## Work required:
Go through the rows and swap every "chat-preview" for "message-preview", keeping everything else the same. Leave the pictures out of your answer.

* Begin *

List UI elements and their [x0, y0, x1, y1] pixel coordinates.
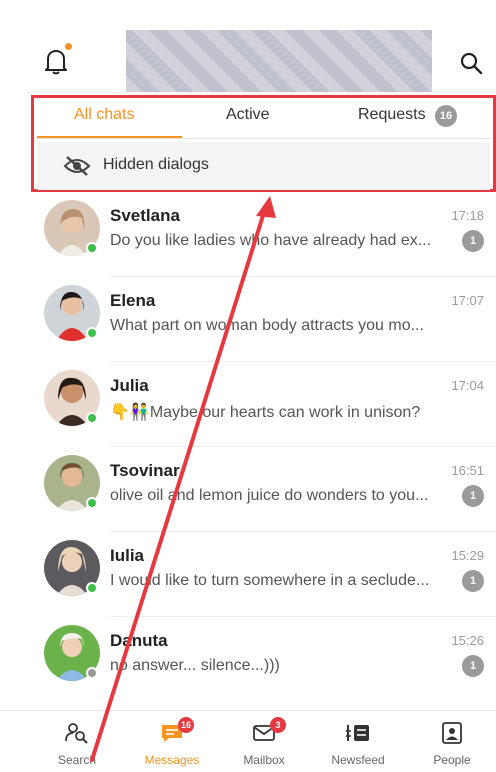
nav-label: Messages — [144, 753, 200, 767]
messages-badge: 16 — [178, 717, 195, 733]
chat-preview: Do you like ladies who have already had … — [110, 232, 432, 249]
nav-label: People — [433, 753, 471, 767]
top-bar — [0, 0, 496, 95]
chat-preview: olive oil and lemon juice do wonders to … — [110, 487, 429, 504]
online-status-dot — [86, 582, 98, 594]
chat-name: Danuta — [110, 631, 168, 650]
hidden-dialogs-row[interactable]: Hidden dialogs — [37, 142, 490, 190]
tab-all-chats[interactable]: All chats — [74, 106, 134, 124]
online-status-dot — [86, 327, 98, 339]
unread-count-badge: 1 — [462, 485, 484, 507]
nav-label: Search — [57, 753, 97, 767]
nav-label: Newsfeed — [331, 753, 385, 767]
bottom-navigation: Search 16 Messages 3 Mailbox Newsfeed Pe… — [0, 710, 496, 772]
mailbox-badge: 3 — [270, 717, 286, 733]
chat-time: 15:26 — [451, 633, 484, 648]
nav-people[interactable]: People — [422, 711, 482, 772]
online-status-dot — [86, 412, 98, 424]
blurred-banner — [126, 30, 432, 92]
tab-requests[interactable]: Requests — [358, 106, 426, 124]
chat-preview: What part on woman body attracts you mo.… — [110, 317, 424, 334]
chat-preview: I would like to turn somewhere in a secl… — [110, 572, 430, 589]
online-status-dot — [86, 497, 98, 509]
chat-name: Tsovinar — [110, 461, 180, 480]
chat-name: Svetlana — [110, 206, 180, 225]
tabs-highlight-box: All chats Active Requests 16 Hidden dial… — [31, 95, 496, 192]
chat-time: 17:18 — [451, 208, 484, 223]
chat-name: Iulia — [110, 546, 145, 565]
newsfeed-icon — [345, 721, 371, 745]
tab-active[interactable]: Active — [226, 106, 270, 124]
bell-icon[interactable] — [42, 46, 70, 76]
tabs-divider — [37, 138, 490, 139]
chat-time: 15:29 — [451, 548, 484, 563]
notification-dot — [65, 43, 72, 50]
search-people-icon — [64, 721, 90, 745]
chat-preview: no answer... silence...))) — [110, 657, 280, 674]
chat-row[interactable]: Iulia 15:29 I would like to turn somewhe… — [0, 532, 496, 617]
chat-time: 16:51 — [451, 463, 484, 478]
unread-count-badge: 1 — [462, 230, 484, 252]
chat-preview: 👇👫Maybe our hearts can work in unison? — [110, 404, 421, 421]
chat-name: Elena — [110, 291, 156, 310]
chat-row[interactable]: Elena 17:07 What part on woman body attr… — [0, 277, 496, 362]
nav-search[interactable]: Search — [47, 711, 107, 772]
requests-badge: 16 — [435, 105, 457, 127]
chat-row[interactable]: Svetlana 17:18 Do you like ladies who ha… — [0, 192, 496, 277]
unread-count-badge: 1 — [462, 655, 484, 677]
chat-row[interactable]: Julia 17:04 👇👫Maybe our hearts can work … — [0, 362, 496, 447]
eye-off-icon — [63, 154, 91, 178]
chat-name: Julia — [110, 376, 149, 395]
people-icon — [439, 721, 465, 745]
chat-time: 17:07 — [451, 293, 484, 308]
offline-status-dot — [86, 667, 98, 679]
nav-mailbox[interactable]: 3 Mailbox — [234, 711, 294, 772]
unread-count-badge: 1 — [462, 570, 484, 592]
chat-row[interactable]: Tsovinar 16:51 olive oil and lemon juice… — [0, 447, 496, 532]
search-icon[interactable] — [458, 50, 484, 76]
chat-tabs: All chats Active Requests 16 — [37, 98, 490, 138]
chat-row[interactable]: Danuta 15:26 no answer... silence...))) … — [0, 617, 496, 702]
nav-newsfeed[interactable]: Newsfeed — [326, 711, 390, 772]
hidden-dialogs-label: Hidden dialogs — [103, 156, 209, 173]
nav-label: Mailbox — [243, 753, 285, 767]
online-status-dot — [86, 242, 98, 254]
chat-time: 17:04 — [451, 378, 484, 393]
nav-messages[interactable]: 16 Messages — [140, 711, 204, 772]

* End *

## Written response:
List UI elements and their [x0, y0, x1, y1] pixel coordinates.
nav-label: Messages — [144, 753, 200, 767]
messages-badge: 16 — [178, 717, 195, 733]
message-preview: Do you like ladies who have already had … — [110, 232, 432, 249]
nav-label: People — [433, 753, 471, 767]
top-bar — [0, 0, 496, 95]
message-preview: olive oil and lemon juice do wonders to … — [110, 487, 429, 504]
online-status-dot — [86, 582, 98, 594]
chat-name: Danuta — [110, 631, 168, 650]
hidden-dialogs-row[interactable]: Hidden dialogs — [37, 142, 490, 190]
tab-all-chats[interactable]: All chats — [74, 106, 134, 124]
online-status-dot — [86, 327, 98, 339]
unread-count-badge: 1 — [462, 485, 484, 507]
nav-label: Search — [57, 753, 97, 767]
nav-label: Newsfeed — [331, 753, 385, 767]
bottom-navigation: Search 16 Messages 3 Mailbox Newsfeed Pe… — [0, 710, 496, 772]
mailbox-badge: 3 — [270, 717, 286, 733]
chat-time: 15:26 — [451, 633, 484, 648]
nav-people[interactable]: People — [422, 711, 482, 772]
online-status-dot — [86, 412, 98, 424]
blurred-banner — [126, 30, 432, 92]
tab-requests[interactable]: Requests — [358, 106, 426, 124]
message-preview: What part on woman body attracts you mo.… — [110, 317, 424, 334]
message-preview: I would like to turn somewhere in a secl… — [110, 572, 430, 589]
online-status-dot — [86, 497, 98, 509]
chat-name: Tsovinar — [110, 461, 180, 480]
chat-name: Svetlana — [110, 206, 180, 225]
tabs-highlight-box: All chats Active Requests 16 Hidden dial… — [31, 95, 496, 192]
chat-time: 17:18 — [451, 208, 484, 223]
chat-name: Iulia — [110, 546, 145, 565]
newsfeed-icon — [345, 721, 371, 745]
tab-active[interactable]: Active — [226, 106, 270, 124]
bell-icon[interactable] — [42, 46, 70, 76]
tabs-divider — [37, 138, 490, 139]
chat-time: 15:29 — [451, 548, 484, 563]
notification-dot — [65, 43, 72, 50]
search-people-icon — [64, 721, 90, 745]
message-preview: no answer... silence...))) — [110, 657, 280, 674]
chat-row[interactable]: Iulia 15:29 I would like to turn somewhe… — [0, 532, 496, 617]
chat-time: 16:51 — [451, 463, 484, 478]
unread-count-badge: 1 — [462, 230, 484, 252]
message-preview: 👇👫Maybe our hearts can work in unison? — [110, 404, 421, 421]
chat-name: Elena — [110, 291, 156, 310]
chat-row[interactable]: Elena 17:07 What part on woman body attr… — [0, 277, 496, 362]
nav-search[interactable]: Search — [47, 711, 107, 772]
requests-badge: 16 — [435, 105, 457, 127]
chat-row[interactable]: Svetlana 17:18 Do you like ladies who ha… — [0, 192, 496, 277]
unread-count-badge: 1 — [462, 655, 484, 677]
chat-row[interactable]: Julia 17:04 👇👫Maybe our hearts can work … — [0, 362, 496, 447]
eye-off-icon — [63, 154, 91, 178]
chat-name: Julia — [110, 376, 149, 395]
people-icon — [439, 721, 465, 745]
chat-time: 17:07 — [451, 293, 484, 308]
offline-status-dot — [86, 667, 98, 679]
nav-mailbox[interactable]: 3 Mailbox — [234, 711, 294, 772]
unread-count-badge: 1 — [462, 570, 484, 592]
chat-row[interactable]: Tsovinar 16:51 olive oil and lemon juice… — [0, 447, 496, 532]
search-icon[interactable] — [458, 50, 484, 76]
chat-tabs: All chats Active Requests 16 — [37, 98, 490, 138]
chat-row[interactable]: Danuta 15:26 no answer... silence...))) … — [0, 617, 496, 702]
nav-newsfeed[interactable]: Newsfeed — [326, 711, 390, 772]
hidden-dialogs-label: Hidden dialogs — [103, 156, 209, 173]
nav-label: Mailbox — [243, 753, 285, 767]
online-status-dot — [86, 242, 98, 254]
chat-time: 17:04 — [451, 378, 484, 393]
nav-messages[interactable]: 16 Messages — [140, 711, 204, 772]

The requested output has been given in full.